─── EXTRACTED MATERIAL ───

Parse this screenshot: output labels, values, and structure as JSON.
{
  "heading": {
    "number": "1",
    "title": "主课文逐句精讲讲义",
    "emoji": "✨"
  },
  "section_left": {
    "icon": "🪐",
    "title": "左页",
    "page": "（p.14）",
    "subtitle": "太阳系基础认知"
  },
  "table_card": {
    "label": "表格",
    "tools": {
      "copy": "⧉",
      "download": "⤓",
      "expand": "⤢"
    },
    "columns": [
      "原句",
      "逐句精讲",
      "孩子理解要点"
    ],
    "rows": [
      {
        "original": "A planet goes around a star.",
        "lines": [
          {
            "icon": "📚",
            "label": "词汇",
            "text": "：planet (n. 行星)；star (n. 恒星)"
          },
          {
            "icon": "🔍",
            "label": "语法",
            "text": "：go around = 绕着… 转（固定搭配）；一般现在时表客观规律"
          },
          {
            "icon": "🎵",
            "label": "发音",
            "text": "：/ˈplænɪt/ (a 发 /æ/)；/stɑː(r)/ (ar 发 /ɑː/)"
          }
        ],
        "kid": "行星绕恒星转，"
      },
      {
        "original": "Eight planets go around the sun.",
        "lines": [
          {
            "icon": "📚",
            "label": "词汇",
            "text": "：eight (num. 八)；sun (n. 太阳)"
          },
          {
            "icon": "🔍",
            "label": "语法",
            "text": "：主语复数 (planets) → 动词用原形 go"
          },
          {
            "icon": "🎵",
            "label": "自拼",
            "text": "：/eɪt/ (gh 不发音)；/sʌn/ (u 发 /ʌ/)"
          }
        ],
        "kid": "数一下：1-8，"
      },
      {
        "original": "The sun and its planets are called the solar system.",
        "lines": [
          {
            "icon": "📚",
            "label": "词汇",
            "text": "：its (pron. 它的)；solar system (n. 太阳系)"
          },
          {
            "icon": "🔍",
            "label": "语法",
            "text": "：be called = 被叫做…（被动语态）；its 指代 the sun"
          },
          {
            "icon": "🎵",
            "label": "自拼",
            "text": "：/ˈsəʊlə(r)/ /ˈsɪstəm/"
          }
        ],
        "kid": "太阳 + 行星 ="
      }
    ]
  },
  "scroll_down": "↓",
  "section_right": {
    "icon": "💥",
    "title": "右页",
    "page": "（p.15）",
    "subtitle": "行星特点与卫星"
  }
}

───
─── EXTRACTED MATERIAL ───

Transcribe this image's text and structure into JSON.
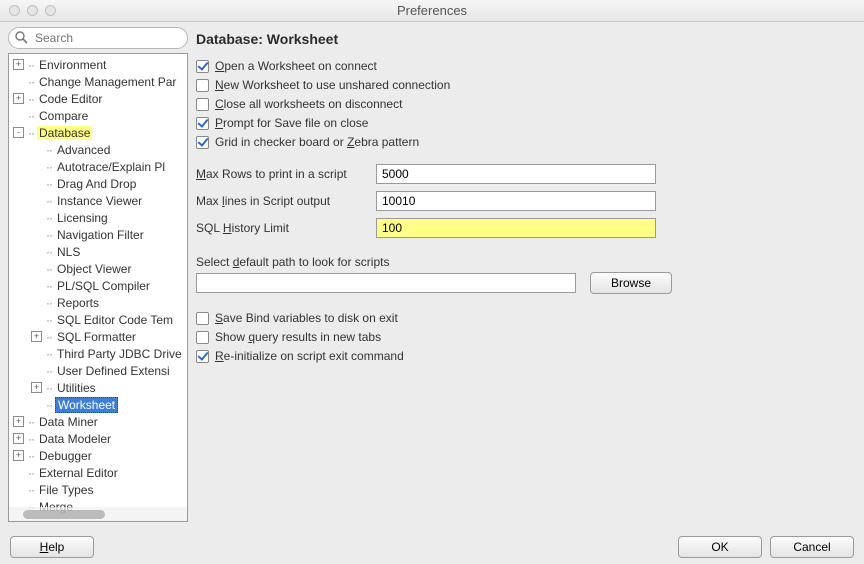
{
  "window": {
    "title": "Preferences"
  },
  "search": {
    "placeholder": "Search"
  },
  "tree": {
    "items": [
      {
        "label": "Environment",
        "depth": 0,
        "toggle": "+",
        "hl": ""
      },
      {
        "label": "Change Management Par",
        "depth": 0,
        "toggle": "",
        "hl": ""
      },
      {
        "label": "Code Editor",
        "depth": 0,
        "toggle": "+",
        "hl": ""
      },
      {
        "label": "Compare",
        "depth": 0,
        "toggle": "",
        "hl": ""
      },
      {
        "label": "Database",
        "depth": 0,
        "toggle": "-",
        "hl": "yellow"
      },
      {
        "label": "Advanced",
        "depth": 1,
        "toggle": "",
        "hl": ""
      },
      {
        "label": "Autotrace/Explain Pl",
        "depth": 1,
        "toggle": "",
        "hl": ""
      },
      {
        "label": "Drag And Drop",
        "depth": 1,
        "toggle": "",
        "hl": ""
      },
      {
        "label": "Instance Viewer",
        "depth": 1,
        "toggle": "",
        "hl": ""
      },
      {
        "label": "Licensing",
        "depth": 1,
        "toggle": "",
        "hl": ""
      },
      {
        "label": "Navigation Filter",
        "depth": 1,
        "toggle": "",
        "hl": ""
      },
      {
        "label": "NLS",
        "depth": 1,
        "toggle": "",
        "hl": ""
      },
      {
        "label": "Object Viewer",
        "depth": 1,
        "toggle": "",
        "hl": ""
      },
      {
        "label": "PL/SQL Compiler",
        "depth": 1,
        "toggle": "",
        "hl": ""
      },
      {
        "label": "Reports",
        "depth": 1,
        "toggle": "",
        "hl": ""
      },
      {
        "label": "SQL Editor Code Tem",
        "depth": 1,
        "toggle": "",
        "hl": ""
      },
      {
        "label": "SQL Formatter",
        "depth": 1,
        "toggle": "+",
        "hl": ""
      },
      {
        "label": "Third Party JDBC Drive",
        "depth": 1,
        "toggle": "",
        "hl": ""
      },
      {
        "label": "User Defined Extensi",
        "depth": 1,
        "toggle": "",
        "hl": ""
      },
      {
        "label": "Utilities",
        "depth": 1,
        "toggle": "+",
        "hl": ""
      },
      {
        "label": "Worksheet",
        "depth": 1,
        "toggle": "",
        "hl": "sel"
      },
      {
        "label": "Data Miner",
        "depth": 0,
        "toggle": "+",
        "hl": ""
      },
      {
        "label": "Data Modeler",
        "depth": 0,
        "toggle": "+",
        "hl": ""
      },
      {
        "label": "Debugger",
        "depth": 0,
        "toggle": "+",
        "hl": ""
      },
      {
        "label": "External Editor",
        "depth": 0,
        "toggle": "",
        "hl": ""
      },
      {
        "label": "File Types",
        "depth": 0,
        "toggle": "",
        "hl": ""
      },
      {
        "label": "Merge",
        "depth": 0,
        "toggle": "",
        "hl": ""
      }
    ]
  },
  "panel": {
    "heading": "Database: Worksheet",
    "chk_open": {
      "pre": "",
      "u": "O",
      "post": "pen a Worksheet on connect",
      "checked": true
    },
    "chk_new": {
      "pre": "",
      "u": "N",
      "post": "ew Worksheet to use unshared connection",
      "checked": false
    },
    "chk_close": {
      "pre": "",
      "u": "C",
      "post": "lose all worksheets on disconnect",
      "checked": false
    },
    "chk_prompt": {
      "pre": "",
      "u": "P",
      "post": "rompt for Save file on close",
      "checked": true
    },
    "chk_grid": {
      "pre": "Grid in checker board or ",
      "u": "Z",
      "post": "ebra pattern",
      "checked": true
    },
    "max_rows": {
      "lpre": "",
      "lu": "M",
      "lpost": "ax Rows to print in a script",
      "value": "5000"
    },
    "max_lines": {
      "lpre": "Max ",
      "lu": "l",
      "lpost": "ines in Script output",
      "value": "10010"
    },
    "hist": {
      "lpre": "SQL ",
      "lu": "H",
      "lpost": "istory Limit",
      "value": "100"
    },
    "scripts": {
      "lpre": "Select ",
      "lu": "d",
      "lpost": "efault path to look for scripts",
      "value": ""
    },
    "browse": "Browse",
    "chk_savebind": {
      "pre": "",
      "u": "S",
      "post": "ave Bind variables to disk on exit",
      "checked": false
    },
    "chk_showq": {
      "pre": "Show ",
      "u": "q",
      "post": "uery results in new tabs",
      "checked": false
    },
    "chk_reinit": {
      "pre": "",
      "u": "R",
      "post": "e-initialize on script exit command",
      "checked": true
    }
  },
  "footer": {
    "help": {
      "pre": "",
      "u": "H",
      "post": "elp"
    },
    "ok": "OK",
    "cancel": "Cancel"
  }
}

───

WHAT YOU WILL DO - Out of the records, collect only those lines that contain the string "Code".

SOLUTION TO THIS TASK -
        "label": "Code Editor",
        "label": "SQL Editor Code Tem",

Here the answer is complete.